-- PROBLEM --
Make an exact copy of all the entries, but do not reproduce the pictures.

-- MATERIAL PROVIDED --
· · · · ·

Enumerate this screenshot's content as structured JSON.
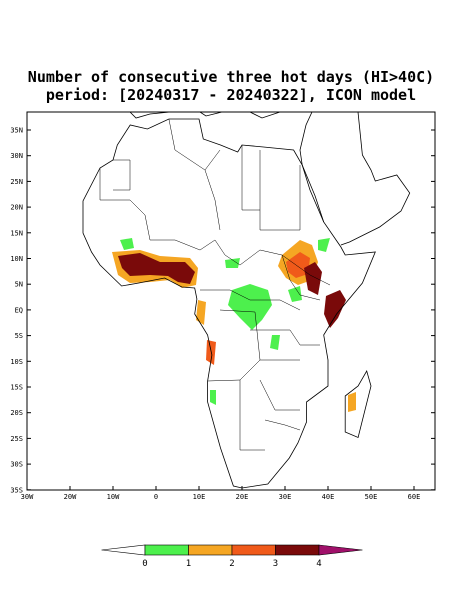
{
  "title": [
    "Number of consecutive three hot days (HI>40C)",
    "period: [20240317 - 20240322], ICON model"
  ],
  "map": {
    "lat_labels": [
      "35N",
      "30N",
      "25N",
      "20N",
      "15N",
      "10N",
      "5N",
      "EQ",
      "5S",
      "10S",
      "15S",
      "20S",
      "25S",
      "30S",
      "35S"
    ],
    "lon_labels": [
      "30W",
      "20W",
      "10W",
      "0",
      "10E",
      "20E",
      "30E",
      "40E",
      "50E",
      "60E"
    ]
  },
  "colorbar": {
    "levels": [
      0,
      1,
      2,
      3,
      4
    ],
    "colors": [
      "#ffffff",
      "#4df04d",
      "#f5a623",
      "#f05a1a",
      "#7a0a0a",
      "#a0106a"
    ]
  }
}
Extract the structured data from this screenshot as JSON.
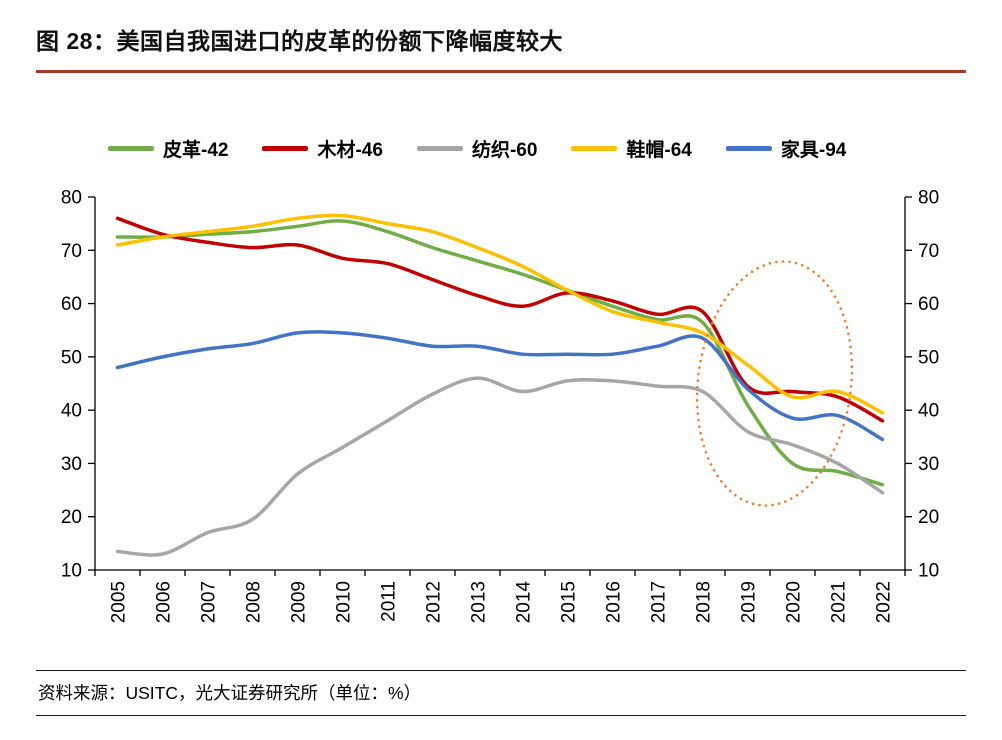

· · · · ·

-- CORRECT RESPONSE --
Enumerate this screenshot's content as structured JSON.
{
  "title": [
    "Number of consecutive three hot days (HI>40C)",
    "period: [20240317 - 20240322], ICON model"
  ],
  "map": {
    "lat_labels": [
      "35N",
      "30N",
      "25N",
      "20N",
      "15N",
      "10N",
      "5N",
      "EQ",
      "5S",
      "10S",
      "15S",
      "20S",
      "25S",
      "30S",
      "35S"
    ],
    "lon_labels": [
      "30W",
      "20W",
      "10W",
      "0",
      "10E",
      "20E",
      "30E",
      "40E",
      "50E",
      "60E"
    ]
  },
  "colorbar": {
    "levels": [
      0,
      1,
      2,
      3,
      4
    ],
    "colors": [
      "#ffffff",
      "#4df04d",
      "#f5a623",
      "#f05a1a",
      "#7a0a0a",
      "#a0106a"
    ]
  }
}
Extract the structured data from this screenshot as JSON.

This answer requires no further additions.